(Dataset records)

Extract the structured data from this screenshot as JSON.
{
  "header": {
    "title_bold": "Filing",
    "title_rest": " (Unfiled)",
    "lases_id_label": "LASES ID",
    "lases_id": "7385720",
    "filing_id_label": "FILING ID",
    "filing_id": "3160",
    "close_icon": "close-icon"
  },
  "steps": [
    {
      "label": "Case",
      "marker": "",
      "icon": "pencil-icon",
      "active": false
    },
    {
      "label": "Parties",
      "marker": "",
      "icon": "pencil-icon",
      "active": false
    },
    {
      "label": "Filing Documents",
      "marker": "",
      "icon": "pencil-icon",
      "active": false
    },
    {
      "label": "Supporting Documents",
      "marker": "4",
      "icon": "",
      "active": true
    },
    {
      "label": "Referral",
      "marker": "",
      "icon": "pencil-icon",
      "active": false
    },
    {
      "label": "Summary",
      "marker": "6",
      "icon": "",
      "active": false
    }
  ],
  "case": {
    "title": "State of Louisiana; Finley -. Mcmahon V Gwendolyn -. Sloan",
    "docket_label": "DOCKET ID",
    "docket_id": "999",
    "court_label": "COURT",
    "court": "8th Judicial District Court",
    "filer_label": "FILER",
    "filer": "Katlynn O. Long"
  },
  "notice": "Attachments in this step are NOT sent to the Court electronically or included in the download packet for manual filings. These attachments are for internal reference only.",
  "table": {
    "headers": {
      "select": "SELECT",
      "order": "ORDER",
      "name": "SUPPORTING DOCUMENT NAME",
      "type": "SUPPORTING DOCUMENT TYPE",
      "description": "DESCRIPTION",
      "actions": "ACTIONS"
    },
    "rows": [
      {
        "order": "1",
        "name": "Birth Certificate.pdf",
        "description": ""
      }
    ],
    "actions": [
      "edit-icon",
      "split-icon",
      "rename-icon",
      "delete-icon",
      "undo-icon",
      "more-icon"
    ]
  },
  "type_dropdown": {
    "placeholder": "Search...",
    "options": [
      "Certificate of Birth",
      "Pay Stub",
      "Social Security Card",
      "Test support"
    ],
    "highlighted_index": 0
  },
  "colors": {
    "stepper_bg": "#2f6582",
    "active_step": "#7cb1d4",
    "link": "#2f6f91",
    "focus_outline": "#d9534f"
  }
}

*EXERCISE OBJECTIVE*:
Gather, from the listing above, every line carrying the word "Birth".

*RESPONSE*:
        "name": "Birth Certificate.pdf",
      "Certificate of Birth",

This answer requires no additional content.